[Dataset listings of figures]
.....

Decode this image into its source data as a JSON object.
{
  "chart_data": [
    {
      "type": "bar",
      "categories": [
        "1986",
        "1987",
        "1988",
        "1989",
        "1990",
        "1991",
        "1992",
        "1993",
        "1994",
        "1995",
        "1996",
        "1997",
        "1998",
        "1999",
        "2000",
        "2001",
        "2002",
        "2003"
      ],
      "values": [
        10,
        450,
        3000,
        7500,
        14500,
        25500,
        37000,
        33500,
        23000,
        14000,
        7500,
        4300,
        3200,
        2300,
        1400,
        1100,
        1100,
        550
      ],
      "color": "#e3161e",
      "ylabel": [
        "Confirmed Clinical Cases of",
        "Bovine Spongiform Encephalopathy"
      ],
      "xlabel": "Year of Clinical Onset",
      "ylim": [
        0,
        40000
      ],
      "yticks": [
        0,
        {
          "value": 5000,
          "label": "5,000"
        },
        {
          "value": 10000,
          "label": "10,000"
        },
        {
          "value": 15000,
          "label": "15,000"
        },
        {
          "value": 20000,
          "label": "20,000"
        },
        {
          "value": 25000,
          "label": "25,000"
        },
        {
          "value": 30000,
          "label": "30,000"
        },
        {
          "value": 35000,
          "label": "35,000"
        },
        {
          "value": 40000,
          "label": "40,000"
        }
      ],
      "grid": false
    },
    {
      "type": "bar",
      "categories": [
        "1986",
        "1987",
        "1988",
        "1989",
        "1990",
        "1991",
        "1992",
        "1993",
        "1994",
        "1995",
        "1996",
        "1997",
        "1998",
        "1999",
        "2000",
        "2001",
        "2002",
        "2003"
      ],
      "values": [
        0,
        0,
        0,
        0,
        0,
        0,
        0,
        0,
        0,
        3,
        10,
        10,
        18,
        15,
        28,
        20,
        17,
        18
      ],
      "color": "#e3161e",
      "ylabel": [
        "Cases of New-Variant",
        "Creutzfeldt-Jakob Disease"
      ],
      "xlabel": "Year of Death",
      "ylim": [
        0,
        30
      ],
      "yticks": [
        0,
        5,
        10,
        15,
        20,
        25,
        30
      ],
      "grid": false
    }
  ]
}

.....

◆ **Required task**: Above are the records; copy all of them exactly.

◆ **Written answer**:
Decode this image into its source data as a JSON object.
{
  "chart_data": [
    {
      "type": "bar",
      "categories": [
        "1986",
        "1987",
        "1988",
        "1989",
        "1990",
        "1991",
        "1992",
        "1993",
        "1994",
        "1995",
        "1996",
        "1997",
        "1998",
        "1999",
        "2000",
        "2001",
        "2002",
        "2003"
      ],
      "values": [
        10,
        450,
        3000,
        7500,
        14500,
        25500,
        37000,
        33500,
        23000,
        14000,
        7500,
        4300,
        3200,
        2300,
        1400,
        1100,
        1100,
        550
      ],
      "color": "#e3161e",
      "ylabel": [
        "Confirmed Clinical Cases of",
        "Bovine Spongiform Encephalopathy"
      ],
      "xlabel": "Year of Clinical Onset",
      "ylim": [
        0,
        40000
      ],
      "yticks": [
        0,
        {
          "value": 5000,
          "label": "5,000"
        },
        {
          "value": 10000,
          "label": "10,000"
        },
        {
          "value": 15000,
          "label": "15,000"
        },
        {
          "value": 20000,
          "label": "20,000"
        },
        {
          "value": 25000,
          "label": "25,000"
        },
        {
          "value": 30000,
          "label": "30,000"
        },
        {
          "value": 35000,
          "label": "35,000"
        },
        {
          "value": 40000,
          "label": "40,000"
        }
      ],
      "grid": false
    },
    {
      "type": "bar",
      "categories": [
        "1986",
        "1987",
        "1988",
        "1989",
        "1990",
        "1991",
        "1992",
        "1993",
        "1994",
        "1995",
        "1996",
        "1997",
        "1998",
        "1999",
        "2000",
        "2001",
        "2002",
        "2003"
      ],
      "values": [
        0,
        0,
        0,
        0,
        0,
        0,
        0,
        0,
        0,
        3,
        10,
        10,
        18,
        15,
        28,
        20,
        17,
        18
      ],
      "color": "#e3161e",
      "ylabel": [
        "Cases of New-Variant",
        "Creutzfeldt-Jakob Disease"
      ],
      "xlabel": "Year of Death",
      "ylim": [
        0,
        30
      ],
      "yticks": [
        0,
        5,
        10,
        15,
        20,
        25,
        30
      ],
      "grid": false
    }
  ]
}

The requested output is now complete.